-- Short task --
For each line in the data below that holds "median", return a copy.

---------------

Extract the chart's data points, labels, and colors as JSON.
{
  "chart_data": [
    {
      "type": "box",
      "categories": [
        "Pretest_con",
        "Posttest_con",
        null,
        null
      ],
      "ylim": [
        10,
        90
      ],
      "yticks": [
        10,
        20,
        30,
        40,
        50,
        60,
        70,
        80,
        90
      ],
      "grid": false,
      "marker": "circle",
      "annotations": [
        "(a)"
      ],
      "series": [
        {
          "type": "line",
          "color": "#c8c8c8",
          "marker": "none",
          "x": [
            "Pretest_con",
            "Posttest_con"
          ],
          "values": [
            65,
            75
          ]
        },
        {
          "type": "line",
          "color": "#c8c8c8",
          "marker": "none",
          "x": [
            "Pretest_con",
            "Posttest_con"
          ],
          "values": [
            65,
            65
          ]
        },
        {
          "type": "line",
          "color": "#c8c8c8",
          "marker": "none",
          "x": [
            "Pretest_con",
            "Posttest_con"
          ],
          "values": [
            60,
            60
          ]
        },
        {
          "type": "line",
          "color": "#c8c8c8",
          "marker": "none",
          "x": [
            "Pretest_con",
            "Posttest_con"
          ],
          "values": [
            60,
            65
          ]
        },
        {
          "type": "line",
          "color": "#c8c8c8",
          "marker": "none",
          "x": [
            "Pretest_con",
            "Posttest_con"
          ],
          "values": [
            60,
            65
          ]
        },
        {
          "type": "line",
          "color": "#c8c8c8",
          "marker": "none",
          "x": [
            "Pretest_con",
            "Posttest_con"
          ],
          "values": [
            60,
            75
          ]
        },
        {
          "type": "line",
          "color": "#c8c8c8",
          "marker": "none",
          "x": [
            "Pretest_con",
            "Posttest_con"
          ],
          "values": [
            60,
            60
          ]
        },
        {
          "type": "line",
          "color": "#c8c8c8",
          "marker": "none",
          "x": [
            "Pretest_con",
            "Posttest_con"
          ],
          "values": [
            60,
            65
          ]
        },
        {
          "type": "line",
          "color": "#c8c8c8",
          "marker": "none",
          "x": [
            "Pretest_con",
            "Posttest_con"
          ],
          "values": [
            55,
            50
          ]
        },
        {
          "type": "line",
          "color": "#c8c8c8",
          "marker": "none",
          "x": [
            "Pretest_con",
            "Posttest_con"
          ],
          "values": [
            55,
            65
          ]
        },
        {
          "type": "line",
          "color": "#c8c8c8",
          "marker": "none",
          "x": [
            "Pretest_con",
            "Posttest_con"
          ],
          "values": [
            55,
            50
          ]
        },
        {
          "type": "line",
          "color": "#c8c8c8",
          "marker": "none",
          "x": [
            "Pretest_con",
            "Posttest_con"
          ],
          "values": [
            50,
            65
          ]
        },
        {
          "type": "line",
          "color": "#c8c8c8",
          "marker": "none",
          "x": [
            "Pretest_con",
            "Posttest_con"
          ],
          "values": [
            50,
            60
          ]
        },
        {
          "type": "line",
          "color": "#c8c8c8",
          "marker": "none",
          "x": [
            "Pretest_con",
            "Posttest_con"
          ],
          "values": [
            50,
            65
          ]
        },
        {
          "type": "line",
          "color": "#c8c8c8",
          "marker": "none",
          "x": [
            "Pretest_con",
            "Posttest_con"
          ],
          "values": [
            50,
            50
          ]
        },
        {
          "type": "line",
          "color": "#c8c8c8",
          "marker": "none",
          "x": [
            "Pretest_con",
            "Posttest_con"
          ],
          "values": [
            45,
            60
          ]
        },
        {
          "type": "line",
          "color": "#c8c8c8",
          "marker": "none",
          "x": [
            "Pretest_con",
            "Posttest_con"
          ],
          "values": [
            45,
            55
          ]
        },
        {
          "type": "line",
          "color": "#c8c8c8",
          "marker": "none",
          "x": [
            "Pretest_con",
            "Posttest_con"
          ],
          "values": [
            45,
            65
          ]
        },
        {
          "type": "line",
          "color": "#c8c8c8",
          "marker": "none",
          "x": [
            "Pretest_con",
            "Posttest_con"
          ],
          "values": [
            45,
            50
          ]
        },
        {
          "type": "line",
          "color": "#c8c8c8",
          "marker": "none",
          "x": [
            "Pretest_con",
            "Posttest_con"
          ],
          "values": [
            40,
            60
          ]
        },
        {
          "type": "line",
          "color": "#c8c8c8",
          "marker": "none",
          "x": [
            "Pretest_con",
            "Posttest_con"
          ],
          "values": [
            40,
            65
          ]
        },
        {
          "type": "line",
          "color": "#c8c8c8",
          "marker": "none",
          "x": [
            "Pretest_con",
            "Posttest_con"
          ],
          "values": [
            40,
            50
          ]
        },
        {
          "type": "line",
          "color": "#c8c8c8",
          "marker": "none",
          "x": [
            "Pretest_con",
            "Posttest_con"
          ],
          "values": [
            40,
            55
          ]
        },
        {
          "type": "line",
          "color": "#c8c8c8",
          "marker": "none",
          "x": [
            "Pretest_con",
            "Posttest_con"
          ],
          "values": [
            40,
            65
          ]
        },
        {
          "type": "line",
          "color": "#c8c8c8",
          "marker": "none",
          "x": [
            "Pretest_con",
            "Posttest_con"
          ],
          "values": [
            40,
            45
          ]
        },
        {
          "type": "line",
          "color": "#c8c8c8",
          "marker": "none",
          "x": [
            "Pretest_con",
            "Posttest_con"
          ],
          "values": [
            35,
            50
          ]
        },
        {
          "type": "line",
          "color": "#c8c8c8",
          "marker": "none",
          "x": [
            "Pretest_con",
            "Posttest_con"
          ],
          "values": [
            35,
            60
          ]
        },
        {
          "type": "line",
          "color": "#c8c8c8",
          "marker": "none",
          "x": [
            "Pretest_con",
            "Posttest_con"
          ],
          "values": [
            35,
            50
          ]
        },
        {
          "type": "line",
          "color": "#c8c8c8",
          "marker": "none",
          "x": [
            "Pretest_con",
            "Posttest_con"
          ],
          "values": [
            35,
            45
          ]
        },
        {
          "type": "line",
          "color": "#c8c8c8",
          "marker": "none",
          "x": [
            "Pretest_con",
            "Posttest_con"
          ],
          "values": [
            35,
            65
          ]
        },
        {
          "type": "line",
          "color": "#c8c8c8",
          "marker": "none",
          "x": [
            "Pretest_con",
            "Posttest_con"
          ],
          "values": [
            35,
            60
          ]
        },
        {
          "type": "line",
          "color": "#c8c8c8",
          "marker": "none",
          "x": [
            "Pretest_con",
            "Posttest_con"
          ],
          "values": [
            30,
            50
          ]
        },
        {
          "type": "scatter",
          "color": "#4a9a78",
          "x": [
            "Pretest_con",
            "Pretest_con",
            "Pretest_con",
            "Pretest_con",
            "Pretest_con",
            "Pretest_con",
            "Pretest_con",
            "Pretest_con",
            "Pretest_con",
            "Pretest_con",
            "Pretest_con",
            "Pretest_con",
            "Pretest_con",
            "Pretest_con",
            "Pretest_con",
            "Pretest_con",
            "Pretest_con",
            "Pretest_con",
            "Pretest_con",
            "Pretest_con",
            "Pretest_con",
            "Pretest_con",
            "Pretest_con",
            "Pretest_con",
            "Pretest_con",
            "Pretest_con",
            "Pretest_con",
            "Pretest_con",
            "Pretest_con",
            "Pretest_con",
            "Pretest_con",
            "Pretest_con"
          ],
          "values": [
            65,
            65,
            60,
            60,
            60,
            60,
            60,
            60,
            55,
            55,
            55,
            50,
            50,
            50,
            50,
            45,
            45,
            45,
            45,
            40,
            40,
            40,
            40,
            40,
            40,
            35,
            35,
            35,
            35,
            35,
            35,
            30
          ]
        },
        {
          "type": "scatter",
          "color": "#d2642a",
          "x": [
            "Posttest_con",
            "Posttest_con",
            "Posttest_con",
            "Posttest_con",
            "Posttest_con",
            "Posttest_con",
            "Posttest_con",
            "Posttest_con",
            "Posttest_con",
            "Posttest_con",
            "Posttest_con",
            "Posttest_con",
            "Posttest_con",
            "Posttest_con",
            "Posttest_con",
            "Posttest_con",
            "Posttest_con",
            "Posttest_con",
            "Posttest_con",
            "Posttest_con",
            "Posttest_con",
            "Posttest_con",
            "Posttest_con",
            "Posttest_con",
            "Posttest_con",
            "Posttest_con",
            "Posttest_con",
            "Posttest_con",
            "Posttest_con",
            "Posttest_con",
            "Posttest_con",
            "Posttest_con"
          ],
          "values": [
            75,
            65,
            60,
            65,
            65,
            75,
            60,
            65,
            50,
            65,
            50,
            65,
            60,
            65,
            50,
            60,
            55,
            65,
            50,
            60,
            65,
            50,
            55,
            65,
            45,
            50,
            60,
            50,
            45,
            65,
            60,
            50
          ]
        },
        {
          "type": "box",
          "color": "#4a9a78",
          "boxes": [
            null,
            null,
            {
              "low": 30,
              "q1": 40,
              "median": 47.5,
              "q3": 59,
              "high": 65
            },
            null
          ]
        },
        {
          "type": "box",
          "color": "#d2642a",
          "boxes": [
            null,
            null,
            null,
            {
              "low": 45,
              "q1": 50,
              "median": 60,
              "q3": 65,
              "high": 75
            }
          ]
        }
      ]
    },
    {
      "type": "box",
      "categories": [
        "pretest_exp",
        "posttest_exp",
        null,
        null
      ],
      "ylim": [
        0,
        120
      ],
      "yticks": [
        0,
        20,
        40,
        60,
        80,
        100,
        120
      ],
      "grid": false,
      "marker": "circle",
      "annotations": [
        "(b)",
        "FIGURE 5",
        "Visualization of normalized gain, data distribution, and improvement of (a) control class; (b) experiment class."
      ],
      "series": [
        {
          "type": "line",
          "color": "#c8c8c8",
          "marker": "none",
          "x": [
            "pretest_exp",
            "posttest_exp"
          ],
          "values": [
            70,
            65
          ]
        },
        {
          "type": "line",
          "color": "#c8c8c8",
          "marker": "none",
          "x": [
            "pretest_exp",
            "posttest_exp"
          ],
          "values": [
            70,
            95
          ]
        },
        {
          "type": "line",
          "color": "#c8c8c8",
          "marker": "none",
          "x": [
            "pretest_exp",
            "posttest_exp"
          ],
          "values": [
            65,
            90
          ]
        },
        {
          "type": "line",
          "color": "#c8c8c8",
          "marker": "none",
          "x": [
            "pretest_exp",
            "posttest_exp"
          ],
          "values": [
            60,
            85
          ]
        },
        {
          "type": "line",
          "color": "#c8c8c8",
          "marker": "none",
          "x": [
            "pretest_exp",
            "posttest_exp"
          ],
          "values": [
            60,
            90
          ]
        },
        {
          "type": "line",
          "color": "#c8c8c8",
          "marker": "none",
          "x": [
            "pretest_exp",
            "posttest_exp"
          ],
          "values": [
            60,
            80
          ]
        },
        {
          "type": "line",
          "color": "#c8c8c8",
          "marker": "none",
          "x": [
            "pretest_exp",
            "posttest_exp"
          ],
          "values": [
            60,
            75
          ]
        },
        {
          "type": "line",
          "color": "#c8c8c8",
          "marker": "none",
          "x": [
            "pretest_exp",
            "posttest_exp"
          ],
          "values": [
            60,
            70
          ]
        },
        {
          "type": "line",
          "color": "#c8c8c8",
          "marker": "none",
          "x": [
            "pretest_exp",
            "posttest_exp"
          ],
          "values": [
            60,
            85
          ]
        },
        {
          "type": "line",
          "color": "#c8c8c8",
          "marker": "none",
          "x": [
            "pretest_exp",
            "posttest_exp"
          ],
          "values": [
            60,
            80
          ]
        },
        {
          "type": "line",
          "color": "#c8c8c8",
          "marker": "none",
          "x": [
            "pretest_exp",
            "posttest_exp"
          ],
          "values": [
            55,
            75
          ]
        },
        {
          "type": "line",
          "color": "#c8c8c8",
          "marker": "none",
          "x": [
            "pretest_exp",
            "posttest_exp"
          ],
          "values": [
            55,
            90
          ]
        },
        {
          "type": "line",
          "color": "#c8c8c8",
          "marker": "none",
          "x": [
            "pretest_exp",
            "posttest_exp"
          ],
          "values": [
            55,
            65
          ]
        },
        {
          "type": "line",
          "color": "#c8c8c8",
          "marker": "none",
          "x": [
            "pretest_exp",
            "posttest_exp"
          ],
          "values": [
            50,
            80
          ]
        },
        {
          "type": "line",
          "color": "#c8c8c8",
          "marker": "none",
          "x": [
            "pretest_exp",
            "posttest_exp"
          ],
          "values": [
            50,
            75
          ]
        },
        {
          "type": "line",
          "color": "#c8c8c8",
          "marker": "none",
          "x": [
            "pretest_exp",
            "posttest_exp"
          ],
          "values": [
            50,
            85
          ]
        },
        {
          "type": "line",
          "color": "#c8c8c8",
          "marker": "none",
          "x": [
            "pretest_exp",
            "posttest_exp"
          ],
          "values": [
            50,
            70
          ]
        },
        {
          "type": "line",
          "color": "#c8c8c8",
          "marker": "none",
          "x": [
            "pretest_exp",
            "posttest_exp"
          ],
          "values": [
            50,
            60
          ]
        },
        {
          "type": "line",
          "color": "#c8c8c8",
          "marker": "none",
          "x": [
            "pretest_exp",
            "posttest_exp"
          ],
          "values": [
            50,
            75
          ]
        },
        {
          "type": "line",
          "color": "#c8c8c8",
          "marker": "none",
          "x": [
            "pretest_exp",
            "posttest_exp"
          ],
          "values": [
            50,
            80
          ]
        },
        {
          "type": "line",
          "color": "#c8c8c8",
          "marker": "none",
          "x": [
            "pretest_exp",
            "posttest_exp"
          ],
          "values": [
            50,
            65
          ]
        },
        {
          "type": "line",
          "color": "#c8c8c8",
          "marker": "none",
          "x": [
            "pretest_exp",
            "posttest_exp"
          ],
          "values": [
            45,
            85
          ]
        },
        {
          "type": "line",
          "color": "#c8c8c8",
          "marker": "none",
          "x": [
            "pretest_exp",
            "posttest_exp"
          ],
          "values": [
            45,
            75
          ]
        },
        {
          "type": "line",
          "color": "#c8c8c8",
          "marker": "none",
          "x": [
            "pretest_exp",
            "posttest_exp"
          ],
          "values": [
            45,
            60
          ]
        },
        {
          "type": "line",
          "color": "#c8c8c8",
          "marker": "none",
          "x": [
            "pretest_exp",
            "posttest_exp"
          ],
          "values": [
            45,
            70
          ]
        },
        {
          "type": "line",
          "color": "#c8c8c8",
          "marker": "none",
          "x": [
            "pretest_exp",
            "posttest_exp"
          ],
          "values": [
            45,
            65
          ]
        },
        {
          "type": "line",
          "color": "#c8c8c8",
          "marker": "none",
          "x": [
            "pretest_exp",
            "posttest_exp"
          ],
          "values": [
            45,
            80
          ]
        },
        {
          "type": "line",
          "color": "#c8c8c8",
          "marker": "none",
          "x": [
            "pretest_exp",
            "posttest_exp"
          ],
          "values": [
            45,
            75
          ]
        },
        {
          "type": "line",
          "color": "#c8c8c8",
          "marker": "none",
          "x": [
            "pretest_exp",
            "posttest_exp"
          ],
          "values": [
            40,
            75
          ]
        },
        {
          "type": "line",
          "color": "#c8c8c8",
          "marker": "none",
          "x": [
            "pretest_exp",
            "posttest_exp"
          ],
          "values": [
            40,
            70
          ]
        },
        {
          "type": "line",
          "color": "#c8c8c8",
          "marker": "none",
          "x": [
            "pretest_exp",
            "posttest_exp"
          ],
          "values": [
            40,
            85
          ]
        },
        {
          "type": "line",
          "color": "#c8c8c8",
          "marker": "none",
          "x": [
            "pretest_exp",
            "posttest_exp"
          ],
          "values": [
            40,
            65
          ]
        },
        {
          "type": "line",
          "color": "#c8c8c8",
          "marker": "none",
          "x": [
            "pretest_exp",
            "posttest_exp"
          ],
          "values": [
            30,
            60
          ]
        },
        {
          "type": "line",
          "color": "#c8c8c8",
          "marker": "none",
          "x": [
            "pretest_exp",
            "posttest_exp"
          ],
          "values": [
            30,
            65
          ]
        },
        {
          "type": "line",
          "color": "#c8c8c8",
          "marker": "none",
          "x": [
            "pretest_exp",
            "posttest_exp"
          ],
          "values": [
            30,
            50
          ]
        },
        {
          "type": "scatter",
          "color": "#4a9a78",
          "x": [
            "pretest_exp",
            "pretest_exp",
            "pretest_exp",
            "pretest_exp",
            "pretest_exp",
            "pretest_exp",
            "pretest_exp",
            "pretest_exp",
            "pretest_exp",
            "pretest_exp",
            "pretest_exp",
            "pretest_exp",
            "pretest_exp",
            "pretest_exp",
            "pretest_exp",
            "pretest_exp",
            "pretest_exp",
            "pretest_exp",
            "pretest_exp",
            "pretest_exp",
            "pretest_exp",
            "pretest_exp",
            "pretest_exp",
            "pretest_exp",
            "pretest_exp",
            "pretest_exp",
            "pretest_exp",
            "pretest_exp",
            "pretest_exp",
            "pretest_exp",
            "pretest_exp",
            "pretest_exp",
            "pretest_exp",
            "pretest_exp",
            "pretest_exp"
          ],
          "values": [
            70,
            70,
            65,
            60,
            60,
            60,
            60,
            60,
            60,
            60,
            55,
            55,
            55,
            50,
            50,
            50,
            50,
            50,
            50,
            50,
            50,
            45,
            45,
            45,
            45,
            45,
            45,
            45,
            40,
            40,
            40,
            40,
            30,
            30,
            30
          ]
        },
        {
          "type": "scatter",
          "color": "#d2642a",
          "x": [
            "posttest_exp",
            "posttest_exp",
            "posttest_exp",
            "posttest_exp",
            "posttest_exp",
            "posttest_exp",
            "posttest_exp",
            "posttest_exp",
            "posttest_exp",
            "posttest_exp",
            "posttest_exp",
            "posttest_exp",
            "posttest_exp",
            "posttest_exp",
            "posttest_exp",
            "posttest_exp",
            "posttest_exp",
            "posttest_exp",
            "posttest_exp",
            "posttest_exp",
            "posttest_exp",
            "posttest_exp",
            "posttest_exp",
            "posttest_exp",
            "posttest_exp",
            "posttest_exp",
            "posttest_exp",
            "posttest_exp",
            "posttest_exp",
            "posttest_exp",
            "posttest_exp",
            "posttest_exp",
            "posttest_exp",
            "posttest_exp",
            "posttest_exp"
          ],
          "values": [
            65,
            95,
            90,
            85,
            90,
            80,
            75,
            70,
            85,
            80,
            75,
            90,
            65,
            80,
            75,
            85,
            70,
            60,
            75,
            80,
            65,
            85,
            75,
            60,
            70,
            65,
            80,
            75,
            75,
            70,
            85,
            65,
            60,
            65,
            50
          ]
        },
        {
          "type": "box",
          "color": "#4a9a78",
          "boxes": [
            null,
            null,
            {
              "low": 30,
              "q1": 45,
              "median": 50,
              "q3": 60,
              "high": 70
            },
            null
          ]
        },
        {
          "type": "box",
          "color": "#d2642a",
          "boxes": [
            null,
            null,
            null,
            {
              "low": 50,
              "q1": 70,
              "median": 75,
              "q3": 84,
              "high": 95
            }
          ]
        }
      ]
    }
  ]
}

---------------

-- Answer for this exercise --
              "median": 47.5,
              "median": 60,
              "median": 50,
              "median": 75,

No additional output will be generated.